Exercise materials.

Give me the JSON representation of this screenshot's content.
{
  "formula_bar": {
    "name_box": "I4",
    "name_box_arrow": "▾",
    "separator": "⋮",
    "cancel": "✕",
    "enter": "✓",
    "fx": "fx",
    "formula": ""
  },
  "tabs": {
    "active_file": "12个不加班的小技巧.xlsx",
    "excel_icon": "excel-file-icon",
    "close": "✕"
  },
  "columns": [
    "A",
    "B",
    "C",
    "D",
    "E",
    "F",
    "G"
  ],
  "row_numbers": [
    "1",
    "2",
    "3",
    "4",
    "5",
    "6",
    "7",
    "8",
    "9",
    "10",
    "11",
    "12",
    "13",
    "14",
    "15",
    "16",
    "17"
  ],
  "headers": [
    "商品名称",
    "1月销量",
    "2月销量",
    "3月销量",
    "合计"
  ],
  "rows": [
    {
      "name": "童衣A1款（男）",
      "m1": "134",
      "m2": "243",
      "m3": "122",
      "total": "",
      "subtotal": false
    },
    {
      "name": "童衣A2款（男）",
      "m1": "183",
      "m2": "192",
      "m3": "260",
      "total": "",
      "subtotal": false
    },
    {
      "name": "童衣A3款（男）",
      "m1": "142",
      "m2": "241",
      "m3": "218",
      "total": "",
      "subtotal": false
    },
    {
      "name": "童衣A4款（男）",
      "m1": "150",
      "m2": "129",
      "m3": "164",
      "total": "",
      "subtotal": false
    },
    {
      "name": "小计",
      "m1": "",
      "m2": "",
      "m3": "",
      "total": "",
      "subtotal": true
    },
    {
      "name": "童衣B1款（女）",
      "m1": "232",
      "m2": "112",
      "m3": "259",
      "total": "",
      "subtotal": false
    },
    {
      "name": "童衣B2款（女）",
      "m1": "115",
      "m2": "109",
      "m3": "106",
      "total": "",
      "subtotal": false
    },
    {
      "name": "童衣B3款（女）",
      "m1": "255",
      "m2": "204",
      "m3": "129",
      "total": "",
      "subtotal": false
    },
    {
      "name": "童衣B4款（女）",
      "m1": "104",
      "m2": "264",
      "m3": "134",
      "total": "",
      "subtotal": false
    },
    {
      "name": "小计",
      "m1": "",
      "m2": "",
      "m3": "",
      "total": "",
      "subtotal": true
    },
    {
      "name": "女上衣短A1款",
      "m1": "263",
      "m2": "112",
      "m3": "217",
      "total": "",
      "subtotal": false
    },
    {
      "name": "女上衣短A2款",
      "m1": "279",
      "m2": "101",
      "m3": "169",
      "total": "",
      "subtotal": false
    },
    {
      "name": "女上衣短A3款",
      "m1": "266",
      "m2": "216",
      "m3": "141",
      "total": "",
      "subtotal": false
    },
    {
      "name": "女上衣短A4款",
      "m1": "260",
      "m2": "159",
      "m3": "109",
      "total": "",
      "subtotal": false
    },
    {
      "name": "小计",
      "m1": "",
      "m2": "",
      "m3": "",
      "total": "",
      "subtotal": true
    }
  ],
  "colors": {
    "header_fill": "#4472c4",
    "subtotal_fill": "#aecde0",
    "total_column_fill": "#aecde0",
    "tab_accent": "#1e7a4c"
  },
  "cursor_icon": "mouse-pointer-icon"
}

What is needed. The answer must consist solely of the number of lines in the entries that contain the word "icon".

Solution to this problem. 2